>> Start LISTED ENTRIES
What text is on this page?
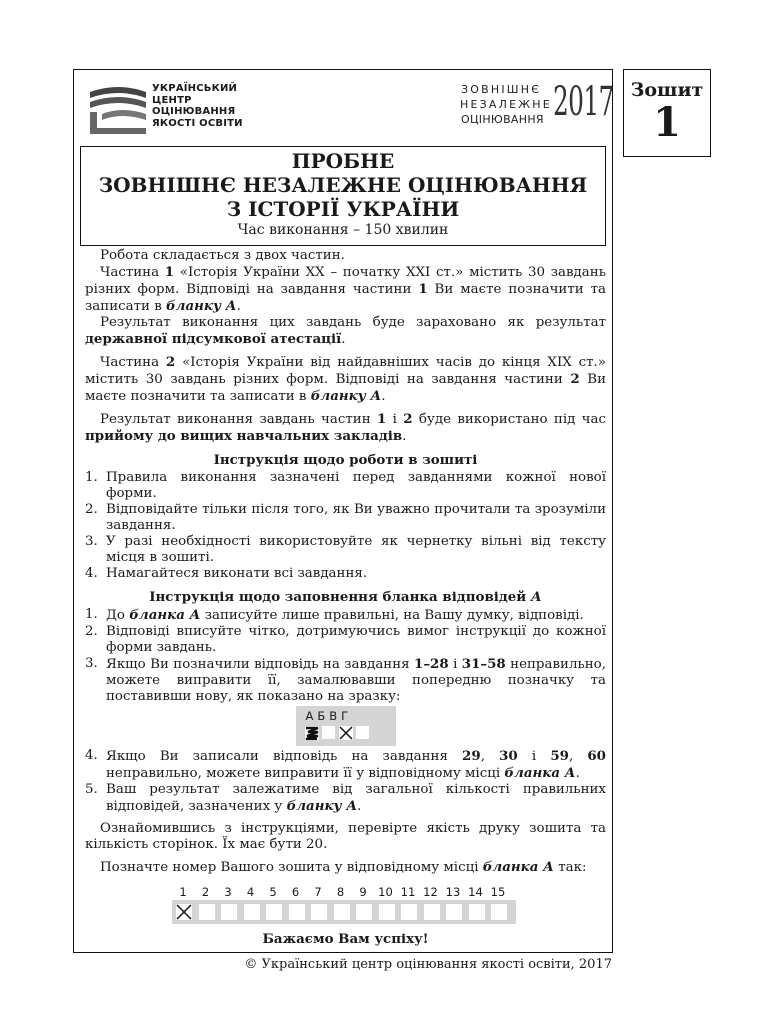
УКРАЇНСЬКИЙ
ЦЕНТР
ОЦІНЮВАННЯ
ЯКОСТІ ОСВІТИ
ЗОВНІШНЄ
НЕЗАЛЕЖНЕ
ОЦІНЮВАННЯ 2017 Зошит
1
ПРОБНЕ
ЗОВНІШНЄ НЕЗАЛЕЖНЕ ОЦІНЮВАННЯ
З ІСТОРІЇ УКРАЇНИ
Час виконання – 150 хвилин

Робота складається з двох частин.

Частина 1 «Історія України XX – початку XXI ст.» містить 30 завдань різних форм. Відповіді на завдання частини 1 Ви маєте позначити та записати в бланку А.

Результат виконання цих завдань буде зараховано як результат державної підсумкової атестації.

Частина 2 «Історія України від найдавніших часів до кінця XIX ст.» містить 30 завдань різних форм. Відповіді на завдання частини 2 Ви маєте позначити та записати в бланку А.

Результат виконання завдань частин 1 і 2 буде використано під час прийому до вищих навчальних закладів.

Інструкція щодо роботи в зошиті

1. Правила виконання зазначені перед завданнями кожної нової форми.
2. Відповідайте тільки після того, як Ви уважно прочитали та зрозуміли завдання.
3. У разі необхідності використовуйте як чернетку вільні від тексту місця в зошиті.
4. Намагайтеся виконати всі завдання.

Інструкція щодо заповнення бланка відповідей А

1. До бланка А записуйте лише правильні, на Вашу думку, відповіді.
2. Відповіді вписуйте чітко, дотримуючись вимог інструкції до кожної форми завдань.
3. Якщо Ви позначили відповідь на завдання 1–28 і 31–58 неправильно, можете виправити її, замалювавши попередню позначку та поставивши нову, як показано на зразку:
АБВГ
4. Якщо Ви записали відповідь на завдання 29, 30 і 59, 60 неправильно, можете виправити її у відповідному місці бланка А.
5. Ваш результат залежатиме від загальної кількості правильних відповідей, зазначених у бланку А.

Ознайомившись з інструкціями, перевірте якість друку зошита та кількість сторінок. Їх має бути 20.

Позначте номер Вашого зошита у відповідному місці бланка А так:

1	2	3	4	5	6	7	8	9	10 11 12 13 14 15

Бажаємо Вам успіху!

© Український центр оцінювання якості освіти, 2017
>> End LISTED ENTRIES
TASK DIRECTIONS:
Find the lines above that contain the word "відповідей" and collect them.

EXPECTED ANSWER:
Інструкція щодо заповнення бланка відповідей А
5. Ваш результат залежатиме від загальної кількості правильних відповідей, зазначених у бланку А.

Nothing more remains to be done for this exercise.